#### [STATED TASK]
Update the stretch of lines from the start through the line containing "series-line-noise-l1 <box>319 163" by changing "chart-title" to "plot-title". Give back only those lines, with nothing else altered.
────────
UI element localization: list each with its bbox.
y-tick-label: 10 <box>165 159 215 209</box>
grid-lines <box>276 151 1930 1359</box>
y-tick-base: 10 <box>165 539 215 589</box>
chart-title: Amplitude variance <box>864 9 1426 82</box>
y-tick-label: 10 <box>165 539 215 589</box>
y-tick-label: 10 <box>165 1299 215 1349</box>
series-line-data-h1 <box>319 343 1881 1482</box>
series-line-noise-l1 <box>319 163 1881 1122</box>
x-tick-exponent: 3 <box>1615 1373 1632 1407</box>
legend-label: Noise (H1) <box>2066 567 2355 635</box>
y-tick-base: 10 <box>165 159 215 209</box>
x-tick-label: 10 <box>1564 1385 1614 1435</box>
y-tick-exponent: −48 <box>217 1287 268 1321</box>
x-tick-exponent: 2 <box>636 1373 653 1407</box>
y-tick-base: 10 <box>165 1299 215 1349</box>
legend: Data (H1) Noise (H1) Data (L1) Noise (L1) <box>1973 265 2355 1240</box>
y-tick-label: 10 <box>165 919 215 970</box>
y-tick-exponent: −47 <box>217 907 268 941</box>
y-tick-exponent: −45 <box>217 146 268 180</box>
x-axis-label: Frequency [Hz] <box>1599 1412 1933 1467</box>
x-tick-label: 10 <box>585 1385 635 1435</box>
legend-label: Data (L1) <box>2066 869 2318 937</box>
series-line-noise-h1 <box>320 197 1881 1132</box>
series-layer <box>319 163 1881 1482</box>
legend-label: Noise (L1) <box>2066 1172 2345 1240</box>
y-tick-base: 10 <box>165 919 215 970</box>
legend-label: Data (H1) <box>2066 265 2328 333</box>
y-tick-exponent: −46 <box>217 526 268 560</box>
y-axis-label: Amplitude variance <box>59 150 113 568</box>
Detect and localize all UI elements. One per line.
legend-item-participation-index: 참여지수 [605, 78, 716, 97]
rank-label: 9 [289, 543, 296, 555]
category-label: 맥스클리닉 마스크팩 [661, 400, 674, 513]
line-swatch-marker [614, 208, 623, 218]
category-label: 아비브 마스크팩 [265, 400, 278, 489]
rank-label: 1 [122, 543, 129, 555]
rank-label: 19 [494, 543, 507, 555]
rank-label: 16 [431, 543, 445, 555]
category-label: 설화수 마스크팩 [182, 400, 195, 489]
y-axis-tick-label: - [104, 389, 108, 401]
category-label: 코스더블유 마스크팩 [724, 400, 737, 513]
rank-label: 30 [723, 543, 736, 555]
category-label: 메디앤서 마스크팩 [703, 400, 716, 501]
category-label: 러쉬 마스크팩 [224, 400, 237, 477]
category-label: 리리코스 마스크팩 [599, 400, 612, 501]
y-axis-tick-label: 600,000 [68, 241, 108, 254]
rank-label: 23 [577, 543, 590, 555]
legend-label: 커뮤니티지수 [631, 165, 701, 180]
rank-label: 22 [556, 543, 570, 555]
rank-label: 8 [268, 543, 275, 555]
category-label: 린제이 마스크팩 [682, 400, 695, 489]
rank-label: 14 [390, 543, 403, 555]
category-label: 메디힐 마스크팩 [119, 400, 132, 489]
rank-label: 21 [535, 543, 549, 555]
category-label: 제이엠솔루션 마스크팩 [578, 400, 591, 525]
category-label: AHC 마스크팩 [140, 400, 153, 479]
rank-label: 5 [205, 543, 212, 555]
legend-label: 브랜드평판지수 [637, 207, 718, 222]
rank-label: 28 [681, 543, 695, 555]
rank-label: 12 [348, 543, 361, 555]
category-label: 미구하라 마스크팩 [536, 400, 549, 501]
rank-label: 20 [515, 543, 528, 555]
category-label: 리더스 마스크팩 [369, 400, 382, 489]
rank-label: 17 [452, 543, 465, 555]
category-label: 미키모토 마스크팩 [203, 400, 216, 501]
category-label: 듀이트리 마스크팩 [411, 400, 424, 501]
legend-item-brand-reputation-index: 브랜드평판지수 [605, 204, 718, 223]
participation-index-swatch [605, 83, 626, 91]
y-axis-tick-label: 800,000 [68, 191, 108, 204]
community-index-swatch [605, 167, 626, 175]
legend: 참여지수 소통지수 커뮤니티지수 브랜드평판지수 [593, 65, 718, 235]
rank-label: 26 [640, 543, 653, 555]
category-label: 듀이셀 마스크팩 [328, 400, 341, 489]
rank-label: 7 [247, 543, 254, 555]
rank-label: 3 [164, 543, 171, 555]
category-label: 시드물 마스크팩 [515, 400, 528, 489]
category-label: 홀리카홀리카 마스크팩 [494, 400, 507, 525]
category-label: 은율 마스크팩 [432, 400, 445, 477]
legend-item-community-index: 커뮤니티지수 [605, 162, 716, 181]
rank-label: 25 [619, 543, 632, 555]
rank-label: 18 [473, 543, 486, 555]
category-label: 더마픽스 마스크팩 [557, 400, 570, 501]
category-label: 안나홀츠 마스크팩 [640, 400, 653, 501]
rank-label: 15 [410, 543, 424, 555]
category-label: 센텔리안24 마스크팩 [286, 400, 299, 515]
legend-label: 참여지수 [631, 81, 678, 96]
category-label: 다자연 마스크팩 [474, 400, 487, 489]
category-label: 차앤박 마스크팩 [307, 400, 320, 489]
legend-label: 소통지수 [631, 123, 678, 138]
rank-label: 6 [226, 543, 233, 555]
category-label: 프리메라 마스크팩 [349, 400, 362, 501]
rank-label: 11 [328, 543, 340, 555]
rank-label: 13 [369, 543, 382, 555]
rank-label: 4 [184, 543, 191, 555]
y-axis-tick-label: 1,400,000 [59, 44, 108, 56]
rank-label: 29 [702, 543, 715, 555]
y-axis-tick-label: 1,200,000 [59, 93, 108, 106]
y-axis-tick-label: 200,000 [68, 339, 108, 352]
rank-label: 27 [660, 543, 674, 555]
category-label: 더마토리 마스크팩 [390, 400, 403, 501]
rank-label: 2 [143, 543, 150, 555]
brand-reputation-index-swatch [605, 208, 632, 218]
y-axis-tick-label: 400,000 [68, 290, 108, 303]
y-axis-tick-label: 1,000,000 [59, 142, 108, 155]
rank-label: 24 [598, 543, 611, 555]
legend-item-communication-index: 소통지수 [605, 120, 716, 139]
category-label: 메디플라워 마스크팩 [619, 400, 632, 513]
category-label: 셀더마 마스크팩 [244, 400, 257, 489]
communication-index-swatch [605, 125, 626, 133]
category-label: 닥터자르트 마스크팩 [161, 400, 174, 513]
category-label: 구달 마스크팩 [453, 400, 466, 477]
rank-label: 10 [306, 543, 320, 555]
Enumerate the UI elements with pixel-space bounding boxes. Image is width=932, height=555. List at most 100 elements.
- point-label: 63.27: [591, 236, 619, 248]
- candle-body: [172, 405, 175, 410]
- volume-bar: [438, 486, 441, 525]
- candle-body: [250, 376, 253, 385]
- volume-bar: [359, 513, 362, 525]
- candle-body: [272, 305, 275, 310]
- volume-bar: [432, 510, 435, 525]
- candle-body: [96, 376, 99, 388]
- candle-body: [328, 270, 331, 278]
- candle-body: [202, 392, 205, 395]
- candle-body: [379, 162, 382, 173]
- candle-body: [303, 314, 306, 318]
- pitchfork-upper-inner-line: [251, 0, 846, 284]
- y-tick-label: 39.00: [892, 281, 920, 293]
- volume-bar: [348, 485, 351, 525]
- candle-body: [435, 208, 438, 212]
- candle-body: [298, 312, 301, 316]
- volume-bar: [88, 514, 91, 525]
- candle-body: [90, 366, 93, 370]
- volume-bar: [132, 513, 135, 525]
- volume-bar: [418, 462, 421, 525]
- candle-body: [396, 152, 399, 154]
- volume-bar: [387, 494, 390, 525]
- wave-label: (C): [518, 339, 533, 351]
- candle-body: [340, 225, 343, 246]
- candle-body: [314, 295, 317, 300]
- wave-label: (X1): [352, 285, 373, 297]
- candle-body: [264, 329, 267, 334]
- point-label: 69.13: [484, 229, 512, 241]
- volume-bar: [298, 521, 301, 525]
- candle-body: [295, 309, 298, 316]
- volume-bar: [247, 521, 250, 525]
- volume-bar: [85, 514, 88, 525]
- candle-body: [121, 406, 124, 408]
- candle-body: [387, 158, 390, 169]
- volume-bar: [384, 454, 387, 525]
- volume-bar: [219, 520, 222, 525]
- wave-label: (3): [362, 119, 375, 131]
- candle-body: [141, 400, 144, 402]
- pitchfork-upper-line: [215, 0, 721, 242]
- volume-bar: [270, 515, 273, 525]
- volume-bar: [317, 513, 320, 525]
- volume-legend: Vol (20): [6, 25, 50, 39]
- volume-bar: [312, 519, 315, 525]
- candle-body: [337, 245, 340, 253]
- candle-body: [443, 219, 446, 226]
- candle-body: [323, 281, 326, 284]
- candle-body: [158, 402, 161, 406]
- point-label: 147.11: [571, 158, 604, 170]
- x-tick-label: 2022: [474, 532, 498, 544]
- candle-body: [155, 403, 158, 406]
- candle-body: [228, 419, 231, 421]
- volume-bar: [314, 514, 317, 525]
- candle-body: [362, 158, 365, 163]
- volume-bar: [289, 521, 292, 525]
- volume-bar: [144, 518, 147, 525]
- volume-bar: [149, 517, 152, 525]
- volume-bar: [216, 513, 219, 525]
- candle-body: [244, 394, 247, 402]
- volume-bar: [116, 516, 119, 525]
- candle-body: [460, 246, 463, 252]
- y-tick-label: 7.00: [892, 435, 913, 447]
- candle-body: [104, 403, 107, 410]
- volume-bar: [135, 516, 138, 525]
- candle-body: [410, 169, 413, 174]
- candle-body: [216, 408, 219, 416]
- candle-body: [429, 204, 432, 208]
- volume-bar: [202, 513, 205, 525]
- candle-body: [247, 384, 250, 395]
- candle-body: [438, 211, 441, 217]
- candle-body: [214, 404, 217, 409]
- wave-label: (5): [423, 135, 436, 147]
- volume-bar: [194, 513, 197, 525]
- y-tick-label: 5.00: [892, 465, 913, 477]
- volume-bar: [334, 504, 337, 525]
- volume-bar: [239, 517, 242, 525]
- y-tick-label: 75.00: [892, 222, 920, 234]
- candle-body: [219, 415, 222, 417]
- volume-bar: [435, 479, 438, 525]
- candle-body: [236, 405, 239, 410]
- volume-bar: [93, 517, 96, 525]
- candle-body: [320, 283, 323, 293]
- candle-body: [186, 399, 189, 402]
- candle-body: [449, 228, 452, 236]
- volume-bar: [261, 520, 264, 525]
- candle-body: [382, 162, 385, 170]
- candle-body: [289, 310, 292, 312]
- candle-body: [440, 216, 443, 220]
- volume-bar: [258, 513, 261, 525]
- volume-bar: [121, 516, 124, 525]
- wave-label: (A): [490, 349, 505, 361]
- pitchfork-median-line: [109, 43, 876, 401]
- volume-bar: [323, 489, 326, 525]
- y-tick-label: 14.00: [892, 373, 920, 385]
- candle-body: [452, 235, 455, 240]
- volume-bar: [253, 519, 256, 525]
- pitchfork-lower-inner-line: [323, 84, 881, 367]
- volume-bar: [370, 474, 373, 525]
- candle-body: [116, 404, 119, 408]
────────
#### [WRITTEN RESPONSE]
UI element localization: list each with its bbox.
y-tick-label: 10 <box>165 159 215 209</box>
grid-lines <box>276 151 1930 1359</box>
y-tick-base: 10 <box>165 539 215 589</box>
plot-title: Amplitude variance <box>864 9 1426 82</box>
y-tick-label: 10 <box>165 539 215 589</box>
y-tick-label: 10 <box>165 1299 215 1349</box>
series-line-data-h1 <box>319 343 1881 1482</box>
series-line-noise-l1 <box>319 163 1881 1122</box>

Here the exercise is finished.